* [Supplied entries]:
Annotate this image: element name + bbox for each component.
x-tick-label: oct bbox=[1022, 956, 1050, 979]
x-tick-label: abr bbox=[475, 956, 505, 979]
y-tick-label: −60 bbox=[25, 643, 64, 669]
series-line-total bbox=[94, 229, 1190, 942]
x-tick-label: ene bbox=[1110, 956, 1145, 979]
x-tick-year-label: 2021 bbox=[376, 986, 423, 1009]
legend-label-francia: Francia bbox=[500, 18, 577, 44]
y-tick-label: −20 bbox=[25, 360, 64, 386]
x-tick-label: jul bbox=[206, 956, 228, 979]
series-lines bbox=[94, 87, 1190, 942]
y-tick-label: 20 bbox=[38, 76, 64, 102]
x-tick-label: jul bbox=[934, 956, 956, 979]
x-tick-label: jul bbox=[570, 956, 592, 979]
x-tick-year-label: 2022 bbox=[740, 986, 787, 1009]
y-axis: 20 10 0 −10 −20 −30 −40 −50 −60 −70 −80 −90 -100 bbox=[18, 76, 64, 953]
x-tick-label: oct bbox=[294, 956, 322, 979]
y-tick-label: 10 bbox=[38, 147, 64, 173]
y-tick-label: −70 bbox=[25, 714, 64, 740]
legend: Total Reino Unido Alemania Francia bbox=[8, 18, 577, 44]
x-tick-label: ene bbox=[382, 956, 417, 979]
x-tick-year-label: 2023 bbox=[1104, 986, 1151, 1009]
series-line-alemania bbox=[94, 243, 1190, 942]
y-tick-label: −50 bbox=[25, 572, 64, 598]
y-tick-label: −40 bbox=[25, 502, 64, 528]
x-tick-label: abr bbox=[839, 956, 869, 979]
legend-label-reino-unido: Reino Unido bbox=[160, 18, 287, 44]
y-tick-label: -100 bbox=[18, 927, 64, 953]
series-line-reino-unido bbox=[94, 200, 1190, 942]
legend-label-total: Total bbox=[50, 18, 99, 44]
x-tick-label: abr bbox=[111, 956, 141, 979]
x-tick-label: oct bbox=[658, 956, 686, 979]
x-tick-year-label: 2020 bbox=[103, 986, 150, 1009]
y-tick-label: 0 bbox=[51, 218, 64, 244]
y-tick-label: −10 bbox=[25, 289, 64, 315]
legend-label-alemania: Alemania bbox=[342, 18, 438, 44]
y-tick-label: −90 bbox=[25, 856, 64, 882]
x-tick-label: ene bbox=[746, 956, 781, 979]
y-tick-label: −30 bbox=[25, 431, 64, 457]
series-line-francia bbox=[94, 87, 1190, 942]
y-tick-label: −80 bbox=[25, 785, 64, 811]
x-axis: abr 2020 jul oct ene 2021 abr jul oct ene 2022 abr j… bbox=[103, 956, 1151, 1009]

* [What to work on]:
Identify every line in the records above that contains the word "series" and copy each of those lines.

* [Problem solution]:
series-line-total bbox=[94, 229, 1190, 942]
series-lines bbox=[94, 87, 1190, 942]
series-line-alemania bbox=[94, 243, 1190, 942]
series-line-reino-unido bbox=[94, 200, 1190, 942]
series-line-francia bbox=[94, 87, 1190, 942]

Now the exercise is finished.